# Your task:
Only the number is wanted: how many lines of these entries contain the word "Actuator"?

## Start Rows

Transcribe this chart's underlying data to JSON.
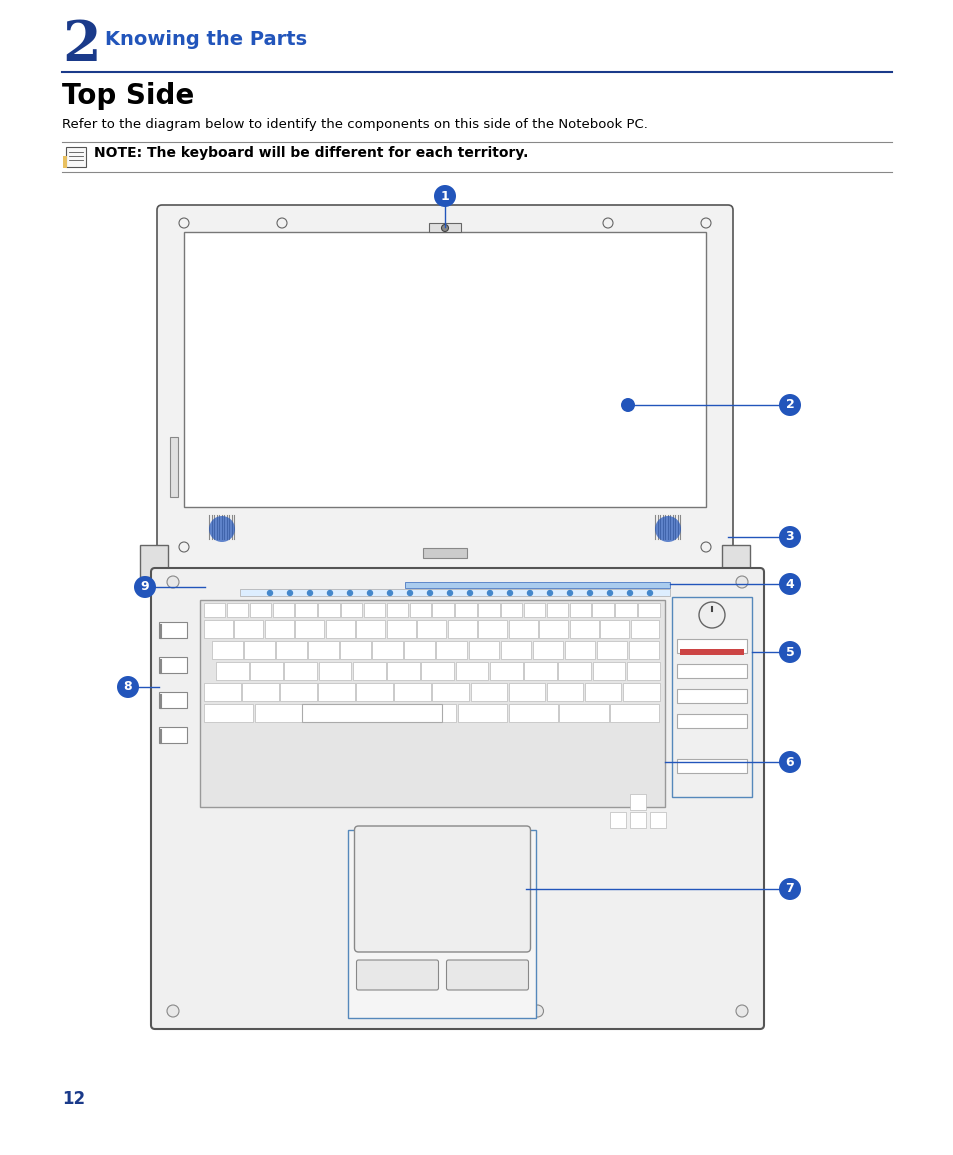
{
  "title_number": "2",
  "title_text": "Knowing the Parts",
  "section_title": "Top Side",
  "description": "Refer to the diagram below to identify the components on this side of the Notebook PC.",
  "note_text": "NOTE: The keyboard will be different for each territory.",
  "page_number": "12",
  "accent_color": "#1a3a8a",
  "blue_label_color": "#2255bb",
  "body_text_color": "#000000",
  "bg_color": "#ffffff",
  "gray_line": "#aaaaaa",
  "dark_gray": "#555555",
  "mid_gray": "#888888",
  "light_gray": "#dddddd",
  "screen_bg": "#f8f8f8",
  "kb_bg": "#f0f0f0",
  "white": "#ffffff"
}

## End Rows
## Start Rows

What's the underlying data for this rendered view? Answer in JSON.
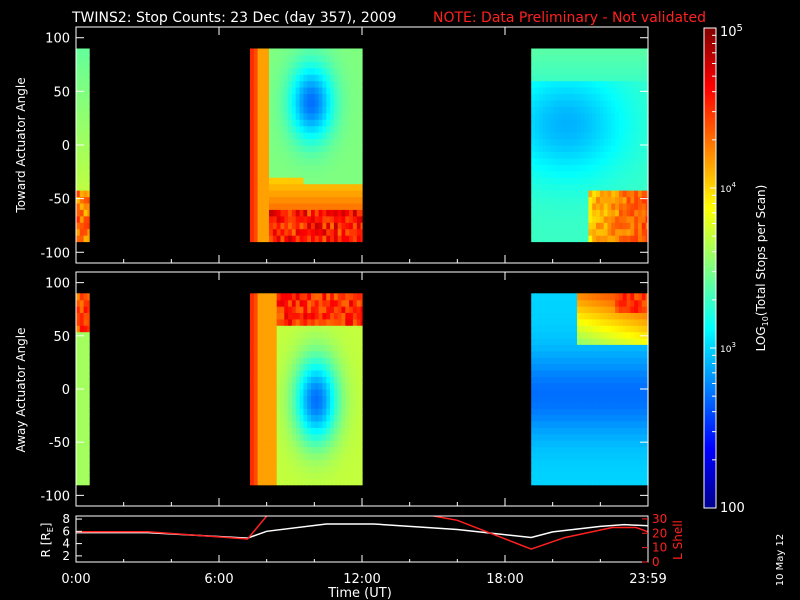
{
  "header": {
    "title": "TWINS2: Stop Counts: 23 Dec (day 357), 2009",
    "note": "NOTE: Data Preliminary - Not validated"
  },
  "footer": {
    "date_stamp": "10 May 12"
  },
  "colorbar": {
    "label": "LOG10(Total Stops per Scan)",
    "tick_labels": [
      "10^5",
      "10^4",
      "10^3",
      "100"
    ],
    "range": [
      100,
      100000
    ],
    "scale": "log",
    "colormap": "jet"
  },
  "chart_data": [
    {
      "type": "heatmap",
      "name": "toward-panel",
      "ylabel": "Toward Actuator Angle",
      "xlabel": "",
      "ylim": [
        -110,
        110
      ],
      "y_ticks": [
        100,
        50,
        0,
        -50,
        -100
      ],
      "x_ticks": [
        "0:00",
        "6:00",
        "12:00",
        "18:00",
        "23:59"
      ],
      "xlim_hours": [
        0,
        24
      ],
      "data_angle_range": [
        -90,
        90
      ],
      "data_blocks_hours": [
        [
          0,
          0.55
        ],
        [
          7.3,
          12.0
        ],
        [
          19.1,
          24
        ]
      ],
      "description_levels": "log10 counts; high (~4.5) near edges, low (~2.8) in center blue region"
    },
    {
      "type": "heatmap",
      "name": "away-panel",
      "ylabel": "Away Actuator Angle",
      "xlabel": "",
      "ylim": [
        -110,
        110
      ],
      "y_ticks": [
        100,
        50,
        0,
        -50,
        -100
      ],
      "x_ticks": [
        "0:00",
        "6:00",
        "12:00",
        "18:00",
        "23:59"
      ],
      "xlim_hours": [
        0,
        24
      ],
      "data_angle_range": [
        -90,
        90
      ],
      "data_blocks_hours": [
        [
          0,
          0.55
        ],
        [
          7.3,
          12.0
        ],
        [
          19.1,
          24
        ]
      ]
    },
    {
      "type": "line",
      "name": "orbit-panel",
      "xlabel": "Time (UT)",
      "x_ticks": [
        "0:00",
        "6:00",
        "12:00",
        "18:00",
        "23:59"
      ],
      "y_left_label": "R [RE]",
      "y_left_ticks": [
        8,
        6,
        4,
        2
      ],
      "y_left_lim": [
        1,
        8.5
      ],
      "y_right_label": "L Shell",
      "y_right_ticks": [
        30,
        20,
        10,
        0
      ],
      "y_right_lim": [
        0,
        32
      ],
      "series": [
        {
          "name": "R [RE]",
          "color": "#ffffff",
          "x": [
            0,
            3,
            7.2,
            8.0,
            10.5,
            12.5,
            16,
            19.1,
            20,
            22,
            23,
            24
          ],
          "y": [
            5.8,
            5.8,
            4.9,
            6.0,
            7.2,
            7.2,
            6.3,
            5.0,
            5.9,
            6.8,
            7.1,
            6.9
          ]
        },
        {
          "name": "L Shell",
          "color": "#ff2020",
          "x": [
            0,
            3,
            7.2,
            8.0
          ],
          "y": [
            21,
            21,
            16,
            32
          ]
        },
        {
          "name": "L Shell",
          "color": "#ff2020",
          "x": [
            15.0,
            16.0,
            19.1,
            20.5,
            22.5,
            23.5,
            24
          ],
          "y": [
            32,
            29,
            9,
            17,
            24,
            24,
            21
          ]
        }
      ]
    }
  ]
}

## End Rows
## Start Rows

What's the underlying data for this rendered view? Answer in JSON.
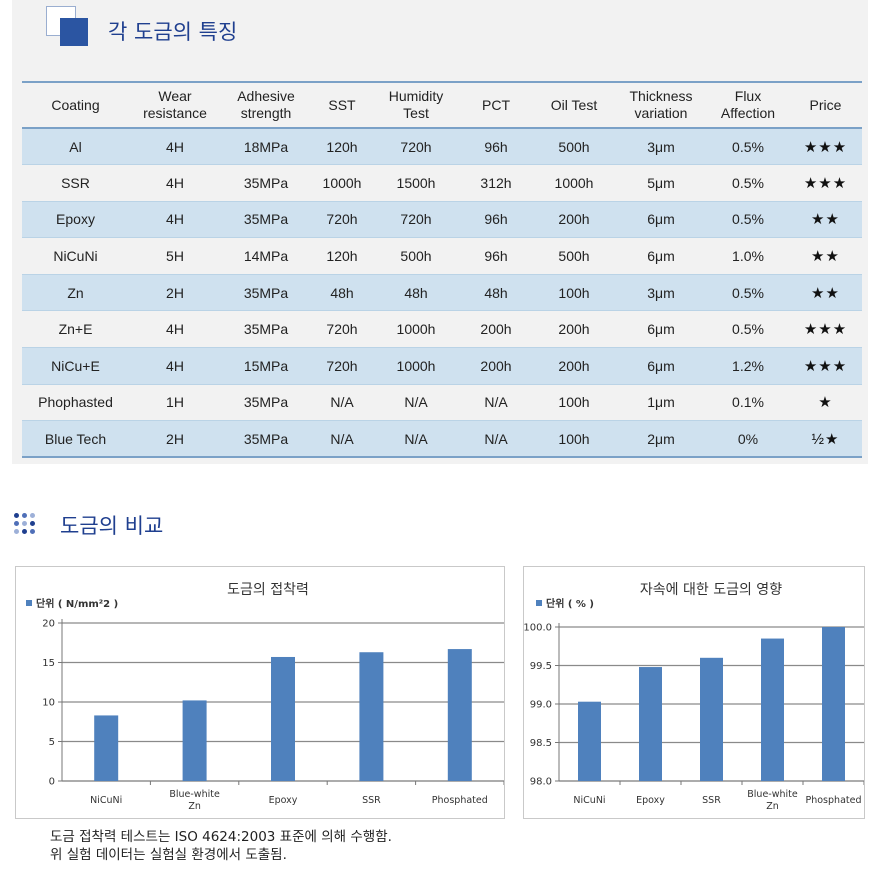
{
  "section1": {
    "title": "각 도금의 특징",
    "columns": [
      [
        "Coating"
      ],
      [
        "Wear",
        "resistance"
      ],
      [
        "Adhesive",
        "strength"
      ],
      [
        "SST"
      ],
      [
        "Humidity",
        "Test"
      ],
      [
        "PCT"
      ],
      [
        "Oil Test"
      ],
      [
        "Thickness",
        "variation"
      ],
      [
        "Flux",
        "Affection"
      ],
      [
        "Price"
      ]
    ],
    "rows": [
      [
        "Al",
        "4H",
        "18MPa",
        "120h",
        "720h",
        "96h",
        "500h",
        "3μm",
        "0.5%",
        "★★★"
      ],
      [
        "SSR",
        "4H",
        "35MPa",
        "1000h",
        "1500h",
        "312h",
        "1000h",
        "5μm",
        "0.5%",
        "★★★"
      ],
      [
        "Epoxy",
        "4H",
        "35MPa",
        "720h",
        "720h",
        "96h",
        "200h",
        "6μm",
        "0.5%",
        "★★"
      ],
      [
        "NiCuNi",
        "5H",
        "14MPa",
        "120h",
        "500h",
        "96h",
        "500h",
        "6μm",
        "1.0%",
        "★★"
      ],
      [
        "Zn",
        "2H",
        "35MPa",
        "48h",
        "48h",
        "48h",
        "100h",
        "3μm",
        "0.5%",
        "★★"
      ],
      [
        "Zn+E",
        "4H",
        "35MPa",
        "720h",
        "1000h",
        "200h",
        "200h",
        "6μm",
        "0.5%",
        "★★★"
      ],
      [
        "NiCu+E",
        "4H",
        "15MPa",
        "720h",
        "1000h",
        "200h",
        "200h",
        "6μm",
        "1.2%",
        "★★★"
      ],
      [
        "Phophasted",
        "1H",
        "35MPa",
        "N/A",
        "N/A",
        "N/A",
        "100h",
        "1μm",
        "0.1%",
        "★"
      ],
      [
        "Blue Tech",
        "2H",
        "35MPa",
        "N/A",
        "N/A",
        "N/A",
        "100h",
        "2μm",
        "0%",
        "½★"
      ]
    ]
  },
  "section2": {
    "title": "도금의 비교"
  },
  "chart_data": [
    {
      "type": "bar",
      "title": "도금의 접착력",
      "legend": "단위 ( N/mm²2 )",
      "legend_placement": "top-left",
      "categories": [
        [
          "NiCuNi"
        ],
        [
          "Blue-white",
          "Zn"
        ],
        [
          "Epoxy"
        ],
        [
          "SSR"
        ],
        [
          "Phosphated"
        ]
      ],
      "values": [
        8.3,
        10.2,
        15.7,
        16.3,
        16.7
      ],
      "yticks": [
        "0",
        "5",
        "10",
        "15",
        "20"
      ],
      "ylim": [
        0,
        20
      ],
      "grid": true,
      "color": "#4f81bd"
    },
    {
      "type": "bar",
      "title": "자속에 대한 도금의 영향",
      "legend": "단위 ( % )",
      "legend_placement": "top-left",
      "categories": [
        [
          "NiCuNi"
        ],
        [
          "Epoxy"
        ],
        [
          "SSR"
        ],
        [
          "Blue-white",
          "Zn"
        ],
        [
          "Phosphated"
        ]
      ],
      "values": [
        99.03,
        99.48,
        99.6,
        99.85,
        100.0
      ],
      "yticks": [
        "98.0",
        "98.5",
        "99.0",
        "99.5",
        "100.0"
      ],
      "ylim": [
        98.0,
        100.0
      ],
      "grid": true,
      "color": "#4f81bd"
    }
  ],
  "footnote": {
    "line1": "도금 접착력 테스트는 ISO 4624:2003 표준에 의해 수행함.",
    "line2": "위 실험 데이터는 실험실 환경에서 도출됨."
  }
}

## End Rows

# Reply to the task:
2